··· Provided entries ···

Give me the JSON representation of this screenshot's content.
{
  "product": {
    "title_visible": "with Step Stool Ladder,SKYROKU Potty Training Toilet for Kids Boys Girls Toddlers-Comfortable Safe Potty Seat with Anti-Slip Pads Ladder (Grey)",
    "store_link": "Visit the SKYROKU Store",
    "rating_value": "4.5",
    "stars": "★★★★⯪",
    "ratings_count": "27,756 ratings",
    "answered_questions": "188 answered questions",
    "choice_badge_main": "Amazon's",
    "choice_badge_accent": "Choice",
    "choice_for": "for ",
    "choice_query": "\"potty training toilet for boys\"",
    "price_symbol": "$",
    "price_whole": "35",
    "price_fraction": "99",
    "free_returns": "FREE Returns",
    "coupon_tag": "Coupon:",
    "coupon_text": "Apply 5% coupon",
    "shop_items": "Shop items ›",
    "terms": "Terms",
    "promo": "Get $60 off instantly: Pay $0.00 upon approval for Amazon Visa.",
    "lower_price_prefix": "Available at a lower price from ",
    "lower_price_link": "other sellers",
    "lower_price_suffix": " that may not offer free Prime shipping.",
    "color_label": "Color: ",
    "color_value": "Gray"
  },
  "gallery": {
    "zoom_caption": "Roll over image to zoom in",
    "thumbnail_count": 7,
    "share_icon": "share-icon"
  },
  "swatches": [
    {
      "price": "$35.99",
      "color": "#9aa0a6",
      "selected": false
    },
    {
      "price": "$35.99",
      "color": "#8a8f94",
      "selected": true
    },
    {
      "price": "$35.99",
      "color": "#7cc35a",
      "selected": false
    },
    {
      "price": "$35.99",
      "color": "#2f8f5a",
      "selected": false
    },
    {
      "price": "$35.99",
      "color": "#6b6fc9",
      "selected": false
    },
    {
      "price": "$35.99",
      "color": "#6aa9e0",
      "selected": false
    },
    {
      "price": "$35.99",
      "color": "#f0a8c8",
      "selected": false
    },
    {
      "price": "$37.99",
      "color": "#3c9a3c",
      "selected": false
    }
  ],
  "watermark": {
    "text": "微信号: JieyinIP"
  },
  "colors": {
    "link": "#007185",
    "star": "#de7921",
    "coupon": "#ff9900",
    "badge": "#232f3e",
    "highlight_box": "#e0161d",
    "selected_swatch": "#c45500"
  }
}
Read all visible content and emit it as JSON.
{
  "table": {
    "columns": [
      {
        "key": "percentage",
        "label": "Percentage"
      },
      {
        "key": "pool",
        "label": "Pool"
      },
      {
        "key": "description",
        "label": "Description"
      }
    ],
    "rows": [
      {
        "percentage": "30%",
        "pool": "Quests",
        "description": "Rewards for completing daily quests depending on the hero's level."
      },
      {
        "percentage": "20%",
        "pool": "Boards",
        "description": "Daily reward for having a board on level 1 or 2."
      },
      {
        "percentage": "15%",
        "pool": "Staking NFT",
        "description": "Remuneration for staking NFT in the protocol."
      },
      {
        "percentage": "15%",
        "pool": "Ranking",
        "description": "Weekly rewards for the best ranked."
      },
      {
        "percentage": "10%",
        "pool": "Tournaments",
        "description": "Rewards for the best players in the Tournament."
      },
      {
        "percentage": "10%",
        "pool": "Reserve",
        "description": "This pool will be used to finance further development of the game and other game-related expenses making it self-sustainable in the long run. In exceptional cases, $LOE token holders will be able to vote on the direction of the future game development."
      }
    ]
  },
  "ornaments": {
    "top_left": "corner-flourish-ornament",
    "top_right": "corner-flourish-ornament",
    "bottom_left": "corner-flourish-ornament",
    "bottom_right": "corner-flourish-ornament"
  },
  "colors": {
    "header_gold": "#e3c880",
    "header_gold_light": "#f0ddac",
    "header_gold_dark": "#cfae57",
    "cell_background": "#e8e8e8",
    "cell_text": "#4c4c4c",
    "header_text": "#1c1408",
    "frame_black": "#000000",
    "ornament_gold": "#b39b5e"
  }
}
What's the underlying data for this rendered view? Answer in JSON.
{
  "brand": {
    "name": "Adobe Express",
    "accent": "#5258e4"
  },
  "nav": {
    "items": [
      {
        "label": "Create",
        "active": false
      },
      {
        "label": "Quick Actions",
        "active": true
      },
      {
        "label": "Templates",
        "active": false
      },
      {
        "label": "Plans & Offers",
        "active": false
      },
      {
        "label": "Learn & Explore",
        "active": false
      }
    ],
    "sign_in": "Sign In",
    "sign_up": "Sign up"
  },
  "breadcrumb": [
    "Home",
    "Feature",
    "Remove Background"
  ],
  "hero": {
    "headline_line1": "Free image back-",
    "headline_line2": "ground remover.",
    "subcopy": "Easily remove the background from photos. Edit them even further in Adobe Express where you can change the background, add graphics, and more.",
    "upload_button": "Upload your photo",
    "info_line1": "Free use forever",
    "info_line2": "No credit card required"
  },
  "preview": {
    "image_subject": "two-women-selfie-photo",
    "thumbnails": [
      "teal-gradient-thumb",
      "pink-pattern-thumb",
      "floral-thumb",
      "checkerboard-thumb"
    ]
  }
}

···

What you are asked to do:
Every line that holds the word "best" should be extracted.

Output below:
        "description": "Weekly rewards for the best ranked."
        "description": "Rewards for the best players in the Tournament."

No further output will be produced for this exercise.